**RECORDS:**
-------

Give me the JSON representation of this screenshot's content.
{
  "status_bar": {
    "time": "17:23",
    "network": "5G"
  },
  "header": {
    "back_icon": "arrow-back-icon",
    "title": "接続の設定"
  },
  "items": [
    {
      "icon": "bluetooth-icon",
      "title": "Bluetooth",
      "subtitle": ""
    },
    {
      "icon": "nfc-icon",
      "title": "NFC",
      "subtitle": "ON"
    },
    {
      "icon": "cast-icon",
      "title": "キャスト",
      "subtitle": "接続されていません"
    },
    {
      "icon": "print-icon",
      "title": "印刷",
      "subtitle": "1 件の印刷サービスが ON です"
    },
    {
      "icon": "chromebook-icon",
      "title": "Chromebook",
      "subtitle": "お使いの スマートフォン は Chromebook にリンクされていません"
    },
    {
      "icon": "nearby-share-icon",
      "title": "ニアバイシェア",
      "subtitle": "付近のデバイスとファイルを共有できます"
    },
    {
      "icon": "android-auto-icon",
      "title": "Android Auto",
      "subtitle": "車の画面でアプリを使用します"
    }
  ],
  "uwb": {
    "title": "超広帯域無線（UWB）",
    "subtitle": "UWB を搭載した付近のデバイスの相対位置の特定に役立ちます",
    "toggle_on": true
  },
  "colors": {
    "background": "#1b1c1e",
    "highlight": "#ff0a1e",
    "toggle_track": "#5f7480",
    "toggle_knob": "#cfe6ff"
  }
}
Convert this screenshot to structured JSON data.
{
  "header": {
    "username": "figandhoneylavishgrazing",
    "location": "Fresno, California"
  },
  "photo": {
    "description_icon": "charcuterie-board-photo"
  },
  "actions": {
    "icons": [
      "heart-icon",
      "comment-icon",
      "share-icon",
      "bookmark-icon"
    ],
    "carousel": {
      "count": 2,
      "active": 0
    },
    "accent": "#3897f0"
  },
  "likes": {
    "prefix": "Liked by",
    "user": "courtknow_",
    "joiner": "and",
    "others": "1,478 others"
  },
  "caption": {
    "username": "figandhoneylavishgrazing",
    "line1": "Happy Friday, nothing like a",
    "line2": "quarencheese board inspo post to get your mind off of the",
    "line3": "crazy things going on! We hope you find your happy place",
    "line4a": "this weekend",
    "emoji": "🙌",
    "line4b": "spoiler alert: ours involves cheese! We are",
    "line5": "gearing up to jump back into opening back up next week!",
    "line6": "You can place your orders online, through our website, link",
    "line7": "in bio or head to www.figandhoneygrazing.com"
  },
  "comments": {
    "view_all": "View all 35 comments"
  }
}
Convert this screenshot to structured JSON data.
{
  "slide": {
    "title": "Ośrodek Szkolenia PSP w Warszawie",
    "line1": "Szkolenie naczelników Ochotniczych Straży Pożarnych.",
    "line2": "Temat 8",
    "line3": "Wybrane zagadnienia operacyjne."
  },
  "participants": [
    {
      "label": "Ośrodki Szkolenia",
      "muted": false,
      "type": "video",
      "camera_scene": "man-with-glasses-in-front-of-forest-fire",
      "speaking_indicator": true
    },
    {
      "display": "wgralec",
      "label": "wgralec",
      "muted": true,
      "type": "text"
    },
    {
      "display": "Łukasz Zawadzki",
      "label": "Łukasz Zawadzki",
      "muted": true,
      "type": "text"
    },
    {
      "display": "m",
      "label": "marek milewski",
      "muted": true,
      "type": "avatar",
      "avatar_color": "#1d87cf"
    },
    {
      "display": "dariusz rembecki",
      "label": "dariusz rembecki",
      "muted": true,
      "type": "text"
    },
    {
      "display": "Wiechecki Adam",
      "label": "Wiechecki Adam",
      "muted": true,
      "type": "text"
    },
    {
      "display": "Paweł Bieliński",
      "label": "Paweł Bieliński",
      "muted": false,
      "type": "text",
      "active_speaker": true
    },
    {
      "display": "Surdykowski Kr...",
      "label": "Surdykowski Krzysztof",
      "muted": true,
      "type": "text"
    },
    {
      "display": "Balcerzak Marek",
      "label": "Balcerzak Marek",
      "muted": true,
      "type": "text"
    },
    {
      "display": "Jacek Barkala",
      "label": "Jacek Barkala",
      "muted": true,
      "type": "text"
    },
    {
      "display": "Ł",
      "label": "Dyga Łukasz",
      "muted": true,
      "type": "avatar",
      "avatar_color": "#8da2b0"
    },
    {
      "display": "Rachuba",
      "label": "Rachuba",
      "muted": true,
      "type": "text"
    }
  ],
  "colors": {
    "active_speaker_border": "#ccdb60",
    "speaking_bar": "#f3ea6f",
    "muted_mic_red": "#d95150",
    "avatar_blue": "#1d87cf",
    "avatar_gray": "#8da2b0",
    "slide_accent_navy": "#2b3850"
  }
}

-------

**WORK TO DO:** Every record should be given again exactly.

**WRITTEN RESPONSE:**
Give me the JSON representation of this screenshot's content.
{
  "status_bar": {
    "time": "17:23",
    "network": "5G"
  },
  "header": {
    "back_icon": "arrow-back-icon",
    "title": "接続の設定"
  },
  "items": [
    {
      "icon": "bluetooth-icon",
      "title": "Bluetooth",
      "subtitle": ""
    },
    {
      "icon": "nfc-icon",
      "title": "NFC",
      "subtitle": "ON"
    },
    {
      "icon": "cast-icon",
      "title": "キャスト",
      "subtitle": "接続されていません"
    },
    {
      "icon": "print-icon",
      "title": "印刷",
      "subtitle": "1 件の印刷サービスが ON です"
    },
    {
      "icon": "chromebook-icon",
      "title": "Chromebook",
      "subtitle": "お使いの スマートフォン は Chromebook にリンクされていません"
    },
    {
      "icon": "nearby-share-icon",
      "title": "ニアバイシェア",
      "subtitle": "付近のデバイスとファイルを共有できます"
    },
    {
      "icon": "android-auto-icon",
      "title": "Android Auto",
      "subtitle": "車の画面でアプリを使用します"
    }
  ],
  "uwb": {
    "title": "超広帯域無線（UWB）",
    "subtitle": "UWB を搭載した付近のデバイスの相対位置の特定に役立ちます",
    "toggle_on": true
  },
  "colors": {
    "background": "#1b1c1e",
    "highlight": "#ff0a1e",
    "toggle_track": "#5f7480",
    "toggle_knob": "#cfe6ff"
  }
}
Convert this screenshot to structured JSON data.
{
  "header": {
    "username": "figandhoneylavishgrazing",
    "location": "Fresno, California"
  },
  "photo": {
    "description_icon": "charcuterie-board-photo"
  },
  "actions": {
    "icons": [
      "heart-icon",
      "comment-icon",
      "share-icon",
      "bookmark-icon"
    ],
    "carousel": {
      "count": 2,
      "active": 0
    },
    "accent": "#3897f0"
  },
  "likes": {
    "prefix": "Liked by",
    "user": "courtknow_",
    "joiner": "and",
    "others": "1,478 others"
  },
  "caption": {
    "username": "figandhoneylavishgrazing",
    "line1": "Happy Friday, nothing like a",
    "line2": "quarencheese board inspo post to get your mind off of the",
    "line3": "crazy things going on! We hope you find your happy place",
    "line4a": "this weekend",
    "emoji": "🙌",
    "line4b": "spoiler alert: ours involves cheese! We are",
    "line5": "gearing up to jump back into opening back up next week!",
    "line6": "You can place your orders online, through our website, link",
    "line7": "in bio or head to www.figandhoneygrazing.com"
  },
  "comments": {
    "view_all": "View all 35 comments"
  }
}
Convert this screenshot to structured JSON data.
{
  "slide": {
    "title": "Ośrodek Szkolenia PSP w Warszawie",
    "line1": "Szkolenie naczelników Ochotniczych Straży Pożarnych.",
    "line2": "Temat 8",
    "line3": "Wybrane zagadnienia operacyjne."
  },
  "participants": [
    {
      "label": "Ośrodki Szkolenia",
      "muted": false,
      "type": "video",
      "camera_scene": "man-with-glasses-in-front-of-forest-fire",
      "speaking_indicator": true
    },
    {
      "display": "wgralec",
      "label": "wgralec",
      "muted": true,
      "type": "text"
    },
    {
      "display": "Łukasz Zawadzki",
      "label": "Łukasz Zawadzki",
      "muted": true,
      "type": "text"
    },
    {
      "display": "m",
      "label": "marek milewski",
      "muted": true,
      "type": "avatar",
      "avatar_color": "#1d87cf"
    },
    {
      "display": "dariusz rembecki",
      "label": "dariusz rembecki",
      "muted": true,
      "type": "text"
    },
    {
      "display": "Wiechecki Adam",
      "label": "Wiechecki Adam",
      "muted": true,
      "type": "text"
    },
    {
      "display": "Paweł Bieliński",
      "label": "Paweł Bieliński",
      "muted": false,
      "type": "text",
      "active_speaker": true
    },
    {
      "display": "Surdykowski Kr...",
      "label": "Surdykowski Krzysztof",
      "muted": true,
      "type": "text"
    },
    {
      "display": "Balcerzak Marek",
      "label": "Balcerzak Marek",
      "muted": true,
      "type": "text"
    },
    {
      "display": "Jacek Barkala",
      "label": "Jacek Barkala",
      "muted": true,
      "type": "text"
    },
    {
      "display": "Ł",
      "label": "Dyga Łukasz",
      "muted": true,
      "type": "avatar",
      "avatar_color": "#8da2b0"
    },
    {
      "display": "Rachuba",
      "label": "Rachuba",
      "muted": true,
      "type": "text"
    }
  ],
  "colors": {
    "active_speaker_border": "#ccdb60",
    "speaking_bar": "#f3ea6f",
    "muted_mic_red": "#d95150",
    "avatar_blue": "#1d87cf",
    "avatar_gray": "#8da2b0",
    "slide_accent_navy": "#2b3850"
  }
}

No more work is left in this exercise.